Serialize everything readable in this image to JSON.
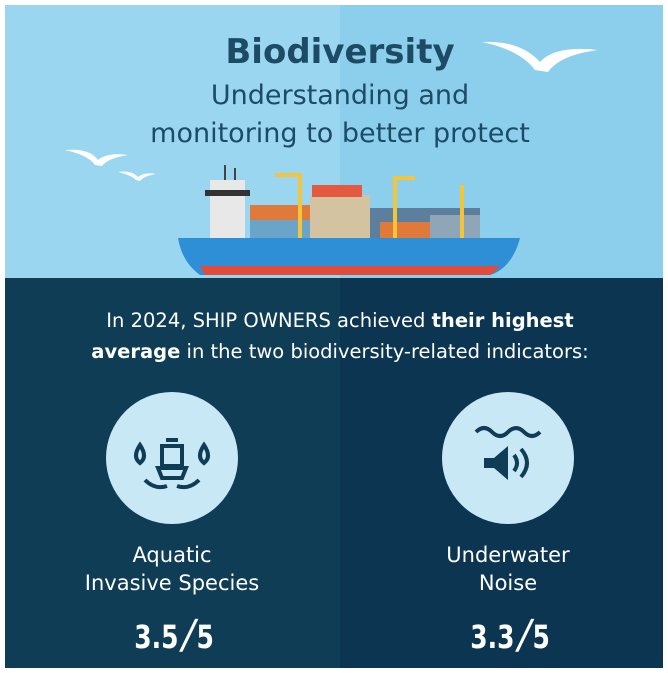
{
  "header": {
    "title": "Biodiversity",
    "subtitle_lines": [
      "Understanding and",
      "monitoring to better protect"
    ]
  },
  "intro": {
    "segments": [
      {
        "text": "In 2024, SHIP OWNERS achieved ",
        "bold": false
      },
      {
        "text": "their highest average",
        "bold": true
      },
      {
        "text": " in the two biodiversity-related indicators:",
        "bold": false
      }
    ]
  },
  "score_separator": "/",
  "indicators": [
    {
      "label_lines": [
        "Aquatic",
        "Invasive Species"
      ],
      "score": "3.5",
      "out_of": "5"
    },
    {
      "label_lines": [
        "Underwater",
        "Noise"
      ],
      "score": "3.3",
      "out_of": "5"
    }
  ]
}
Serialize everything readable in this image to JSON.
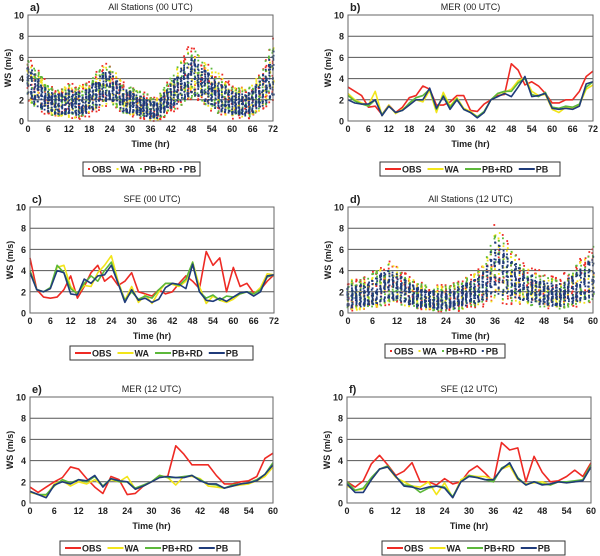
{
  "colors": {
    "OBS": "#ee2a24",
    "WA": "#f2e51a",
    "PB+RD": "#5cb83a",
    "PB": "#1f3b7a"
  },
  "chart_data": [
    {
      "panel": "a)",
      "title": "All Stations (00 UTC)",
      "type": "scatter",
      "xlabel": "Time (hr)",
      "ylabel": "WS (m/s)",
      "xlim": [
        0,
        72
      ],
      "ylim": [
        0,
        10
      ],
      "xticks": [
        0,
        6,
        12,
        18,
        24,
        30,
        36,
        42,
        48,
        54,
        60,
        66,
        72
      ],
      "yticks": [
        0,
        2,
        4,
        6,
        8,
        10
      ],
      "grid": true,
      "legend": [
        "OBS",
        "WA",
        "PB+RD",
        "PB"
      ],
      "legend_position": "bottom",
      "envelope": {
        "low": [
          2.0,
          1.2,
          0.8,
          0.5,
          0.4,
          0.4,
          0.3,
          0.2,
          0.3,
          0.5,
          0.9,
          1.3,
          1.6,
          1.2,
          0.6,
          0.4,
          0.3,
          0.2,
          0.0,
          0.0,
          0.4,
          0.8,
          1.2,
          1.6,
          2.0,
          1.8,
          1.4,
          1.0,
          0.6,
          0.4,
          0.2,
          0.2,
          0.2,
          0.4,
          0.8,
          1.2,
          1.8
        ],
        "high": [
          6.0,
          5.2,
          4.4,
          3.4,
          3.0,
          3.2,
          3.6,
          3.4,
          3.4,
          3.8,
          4.6,
          5.4,
          5.4,
          4.6,
          3.6,
          3.4,
          3.0,
          2.8,
          2.4,
          2.2,
          3.2,
          4.2,
          5.2,
          6.5,
          7.2,
          6.4,
          5.6,
          5.2,
          4.6,
          4.0,
          3.4,
          3.2,
          3.2,
          3.6,
          4.6,
          5.8,
          8.0
        ]
      }
    },
    {
      "panel": "b)",
      "title": "MER (00 UTC)",
      "type": "line",
      "xlabel": "Time (hr)",
      "ylabel": "WS (m/s)",
      "xlim": [
        0,
        72
      ],
      "ylim": [
        0,
        10
      ],
      "xticks": [
        0,
        6,
        12,
        18,
        24,
        30,
        36,
        42,
        48,
        54,
        60,
        66,
        72
      ],
      "yticks": [
        0,
        2,
        4,
        6,
        8,
        10
      ],
      "grid": true,
      "legend_position": "bottom",
      "series": [
        {
          "name": "OBS",
          "values": [
            3.2,
            2.8,
            2.4,
            1.3,
            1.4,
            0.6,
            1.5,
            0.8,
            1.3,
            2.2,
            2.4,
            3.3,
            3.0,
            1.5,
            1.5,
            1.8,
            2.4,
            2.4,
            1.0,
            0.9,
            1.6,
            2.0,
            2.4,
            2.5,
            5.4,
            4.8,
            3.4,
            3.7,
            3.3,
            2.6,
            1.7,
            1.7,
            2.0,
            2.0,
            2.8,
            4.2,
            4.7
          ]
        },
        {
          "name": "WA",
          "values": [
            2.6,
            2.0,
            1.7,
            1.5,
            2.8,
            0.5,
            1.5,
            0.7,
            1.1,
            1.6,
            2.0,
            1.8,
            2.9,
            0.8,
            2.7,
            1.4,
            2.2,
            1.2,
            0.9,
            0.4,
            0.8,
            2.0,
            2.6,
            2.7,
            3.0,
            3.8,
            4.1,
            2.8,
            2.4,
            2.5,
            1.1,
            0.8,
            1.3,
            1.2,
            1.5,
            3.0,
            3.4
          ]
        },
        {
          "name": "PB+RD",
          "values": [
            2.4,
            1.9,
            1.6,
            1.4,
            2.0,
            0.6,
            1.4,
            0.8,
            1.0,
            1.7,
            2.2,
            2.4,
            3.0,
            1.1,
            2.4,
            1.3,
            2.1,
            1.1,
            0.8,
            0.4,
            0.9,
            2.0,
            2.6,
            2.8,
            2.8,
            3.6,
            4.0,
            2.5,
            2.3,
            2.7,
            1.3,
            1.2,
            1.4,
            1.3,
            1.6,
            3.2,
            3.7
          ]
        },
        {
          "name": "PB",
          "values": [
            2.0,
            1.7,
            1.6,
            1.6,
            2.0,
            0.5,
            1.4,
            0.8,
            1.0,
            1.5,
            2.0,
            2.0,
            3.1,
            1.2,
            2.3,
            1.1,
            2.0,
            1.1,
            0.8,
            0.3,
            0.8,
            2.0,
            2.3,
            2.6,
            2.3,
            3.2,
            4.2,
            2.3,
            2.4,
            2.6,
            1.2,
            1.1,
            1.2,
            1.1,
            1.4,
            3.5,
            3.7
          ]
        }
      ]
    },
    {
      "panel": "c)",
      "title": "SFE (00 UTC)",
      "type": "line",
      "xlabel": "Time (hr)",
      "ylabel": "WS (m/s)",
      "xlim": [
        0,
        72
      ],
      "ylim": [
        0,
        10
      ],
      "xticks": [
        0,
        6,
        12,
        18,
        24,
        30,
        36,
        42,
        48,
        54,
        60,
        66,
        72
      ],
      "yticks": [
        0,
        2,
        4,
        6,
        8,
        10
      ],
      "grid": true,
      "legend_position": "bottom",
      "series": [
        {
          "name": "OBS",
          "values": [
            5.2,
            2.2,
            1.5,
            1.4,
            1.5,
            2.2,
            3.5,
            1.4,
            2.5,
            3.8,
            4.5,
            3.0,
            3.5,
            2.6,
            3.0,
            3.8,
            2.0,
            1.8,
            1.6,
            2.2,
            1.8,
            2.0,
            2.8,
            3.5,
            3.0,
            2.3,
            5.8,
            4.5,
            5.2,
            2.0,
            4.3,
            2.5,
            2.8,
            1.9,
            2.2,
            3.0,
            3.6
          ]
        },
        {
          "name": "WA",
          "values": [
            4.0,
            2.2,
            2.0,
            2.3,
            4.3,
            4.5,
            2.5,
            1.8,
            2.6,
            2.5,
            3.8,
            4.5,
            5.4,
            3.0,
            1.2,
            2.5,
            1.0,
            1.7,
            0.9,
            2.0,
            2.8,
            2.7,
            2.5,
            3.0,
            4.8,
            2.5,
            0.9,
            1.6,
            1.2,
            1.0,
            1.3,
            1.8,
            2.0,
            1.8,
            2.4,
            3.7,
            3.6
          ]
        },
        {
          "name": "PB+RD",
          "values": [
            4.0,
            2.2,
            2.0,
            2.4,
            4.5,
            3.8,
            2.3,
            1.8,
            2.8,
            3.5,
            3.0,
            4.0,
            4.8,
            2.8,
            1.2,
            2.0,
            1.3,
            1.6,
            1.4,
            2.2,
            2.8,
            2.8,
            2.6,
            3.2,
            4.8,
            2.0,
            1.4,
            1.7,
            1.2,
            1.6,
            1.5,
            1.8,
            2.0,
            1.8,
            2.2,
            3.4,
            3.6
          ]
        },
        {
          "name": "PB",
          "values": [
            3.8,
            2.2,
            2.0,
            2.3,
            4.0,
            3.8,
            1.8,
            1.7,
            3.2,
            2.8,
            3.5,
            3.6,
            4.5,
            2.8,
            1.0,
            2.2,
            1.2,
            1.4,
            1.0,
            1.3,
            2.4,
            2.8,
            2.7,
            2.3,
            4.6,
            2.0,
            1.2,
            1.1,
            1.4,
            1.1,
            1.5,
            1.9,
            2.0,
            1.6,
            2.0,
            3.5,
            3.6
          ]
        }
      ]
    },
    {
      "panel": "d)",
      "title": "All Stations (12 UTC)",
      "type": "scatter",
      "xlabel": "Time (hr)",
      "ylabel": "WS (m/s)",
      "xlim": [
        0,
        60
      ],
      "ylim": [
        0,
        10
      ],
      "xticks": [
        0,
        6,
        12,
        18,
        24,
        30,
        36,
        42,
        48,
        54,
        60
      ],
      "yticks": [
        0,
        2,
        4,
        6,
        8,
        10
      ],
      "grid": true,
      "legend": [
        "OBS",
        "WA",
        "PB+RD",
        "PB"
      ],
      "legend_position": "bottom",
      "envelope": {
        "low": [
          0.2,
          0.2,
          0.3,
          0.4,
          0.6,
          0.8,
          0.8,
          0.6,
          0.4,
          0.2,
          0.2,
          0.1,
          0.1,
          0.1,
          0.3,
          0.5,
          0.6,
          0.8,
          1.0,
          1.0,
          0.9,
          0.8,
          0.6,
          0.5,
          0.4,
          0.3,
          0.3,
          0.5,
          0.6,
          0.8,
          1.0
        ],
        "high": [
          3.4,
          3.2,
          3.4,
          3.8,
          4.6,
          4.8,
          4.4,
          3.8,
          3.2,
          2.8,
          2.6,
          2.6,
          2.6,
          2.8,
          3.2,
          3.6,
          4.2,
          5.4,
          8.6,
          7.4,
          6.0,
          5.2,
          4.6,
          4.2,
          3.8,
          3.4,
          3.4,
          4.0,
          4.6,
          5.4,
          6.4
        ]
      }
    },
    {
      "panel": "e)",
      "title": "MER (12 UTC)",
      "type": "line",
      "xlabel": "Time (hr)",
      "ylabel": "WS (m/s)",
      "xlim": [
        0,
        60
      ],
      "ylim": [
        0,
        10
      ],
      "xticks": [
        0,
        6,
        12,
        18,
        24,
        30,
        36,
        42,
        48,
        54,
        60
      ],
      "yticks": [
        0,
        2,
        4,
        6,
        8,
        10
      ],
      "grid": true,
      "legend_position": "bottom",
      "series": [
        {
          "name": "OBS",
          "values": [
            1.5,
            1.0,
            1.5,
            2.0,
            2.4,
            3.4,
            3.2,
            2.3,
            1.5,
            0.9,
            2.5,
            2.2,
            0.8,
            0.9,
            1.6,
            2.0,
            2.5,
            2.5,
            5.4,
            4.6,
            3.6,
            3.6,
            3.6,
            2.6,
            1.8,
            1.8,
            2.0,
            2.1,
            2.5,
            4.2,
            4.7
          ]
        },
        {
          "name": "WA",
          "values": [
            1.0,
            0.8,
            0.7,
            1.8,
            2.1,
            1.6,
            2.0,
            1.8,
            2.2,
            1.6,
            2.2,
            2.0,
            2.5,
            1.3,
            1.6,
            2.0,
            2.6,
            2.4,
            1.7,
            2.5,
            2.5,
            2.3,
            1.6,
            1.5,
            1.4,
            1.6,
            1.7,
            1.8,
            2.1,
            2.5,
            3.4
          ]
        },
        {
          "name": "PB+RD",
          "values": [
            1.1,
            0.8,
            0.8,
            1.6,
            2.2,
            1.9,
            2.2,
            2.0,
            2.5,
            1.6,
            2.3,
            2.0,
            2.0,
            1.4,
            1.7,
            2.0,
            2.6,
            2.4,
            2.4,
            2.5,
            2.6,
            2.2,
            1.8,
            1.7,
            1.4,
            1.7,
            1.8,
            1.9,
            2.2,
            2.7,
            3.8
          ]
        },
        {
          "name": "PB",
          "values": [
            1.1,
            0.8,
            0.5,
            1.7,
            2.0,
            1.8,
            2.2,
            2.1,
            2.6,
            1.5,
            2.3,
            2.1,
            2.0,
            1.3,
            1.6,
            2.0,
            2.4,
            2.5,
            2.4,
            2.4,
            2.6,
            2.1,
            1.8,
            1.8,
            1.4,
            1.6,
            1.8,
            1.9,
            2.1,
            2.7,
            3.6
          ]
        }
      ]
    },
    {
      "panel": "f)",
      "title": "SFE (12 UTC)",
      "type": "line",
      "xlabel": "Time (hr)",
      "ylabel": "WS (m/s)",
      "xlim": [
        0,
        60
      ],
      "ylim": [
        0,
        10
      ],
      "xticks": [
        0,
        6,
        12,
        18,
        24,
        30,
        36,
        42,
        48,
        54,
        60
      ],
      "yticks": [
        0,
        2,
        4,
        6,
        8,
        10
      ],
      "grid": true,
      "legend_position": "bottom",
      "series": [
        {
          "name": "OBS",
          "values": [
            2.0,
            1.5,
            2.1,
            3.7,
            4.5,
            3.6,
            2.6,
            3.0,
            3.8,
            2.0,
            2.0,
            1.7,
            2.3,
            1.8,
            2.0,
            3.0,
            3.5,
            2.8,
            2.0,
            5.7,
            5.0,
            5.2,
            2.0,
            4.4,
            2.9,
            2.0,
            2.1,
            2.5,
            3.1,
            2.5,
            3.8
          ]
        },
        {
          "name": "WA",
          "values": [
            1.6,
            1.2,
            1.3,
            2.2,
            3.2,
            3.4,
            2.4,
            2.0,
            1.6,
            1.5,
            2.0,
            0.8,
            1.9,
            0.5,
            2.2,
            2.6,
            2.5,
            2.5,
            2.2,
            3.2,
            3.5,
            2.2,
            1.8,
            1.9,
            2.0,
            1.7,
            2.0,
            1.9,
            2.0,
            2.2,
            3.4
          ]
        },
        {
          "name": "PB+RD",
          "values": [
            2.0,
            1.2,
            1.4,
            2.4,
            3.2,
            3.5,
            2.5,
            1.7,
            1.6,
            1.0,
            1.4,
            1.6,
            1.5,
            0.6,
            2.0,
            2.6,
            2.4,
            2.2,
            2.0,
            3.3,
            3.7,
            2.4,
            1.7,
            2.0,
            1.8,
            1.7,
            2.0,
            2.0,
            2.1,
            2.2,
            3.6
          ]
        },
        {
          "name": "PB",
          "values": [
            1.8,
            1.0,
            1.0,
            2.2,
            3.2,
            3.4,
            2.5,
            1.6,
            1.5,
            1.3,
            1.5,
            1.6,
            1.4,
            0.5,
            2.0,
            2.5,
            2.4,
            2.2,
            2.2,
            3.2,
            3.8,
            2.3,
            1.7,
            2.0,
            1.7,
            1.8,
            2.0,
            1.9,
            2.0,
            2.1,
            3.4
          ]
        }
      ]
    }
  ]
}
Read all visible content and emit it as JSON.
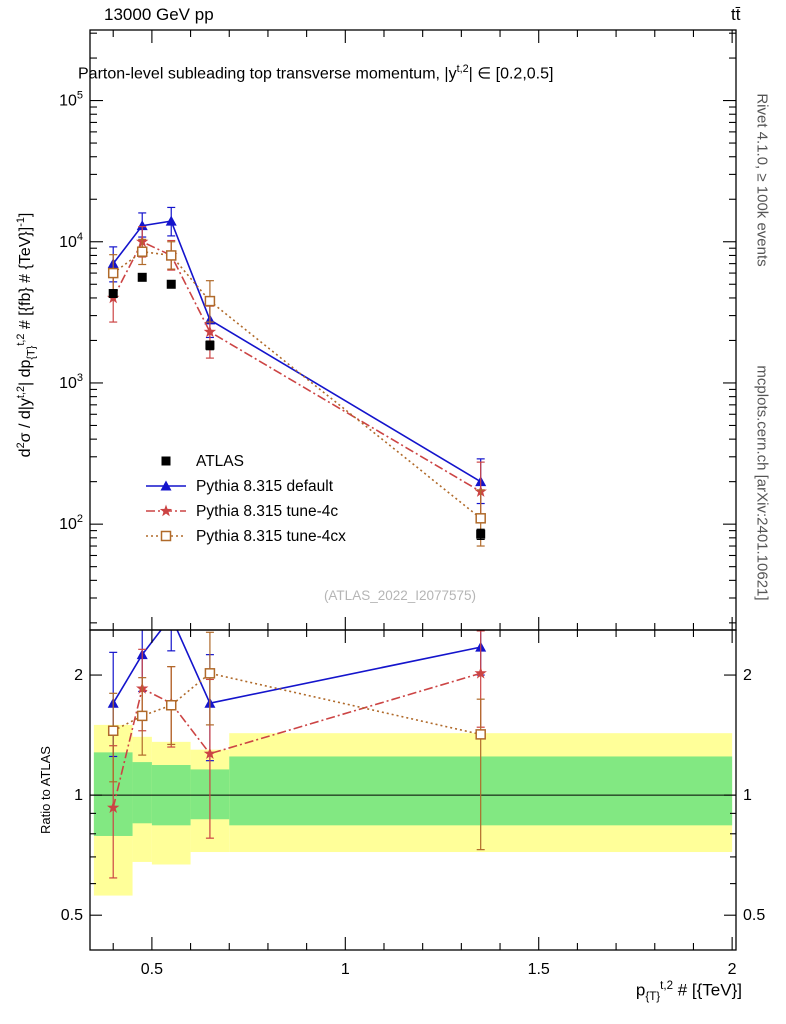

> _YOUR OBJECTIVE_: Show each line in the entries that holds the string "indicators".

> _WRITTEN RESPONSE_:
        "text": " in the two biodiversity-related indicators:",
  "indicators": [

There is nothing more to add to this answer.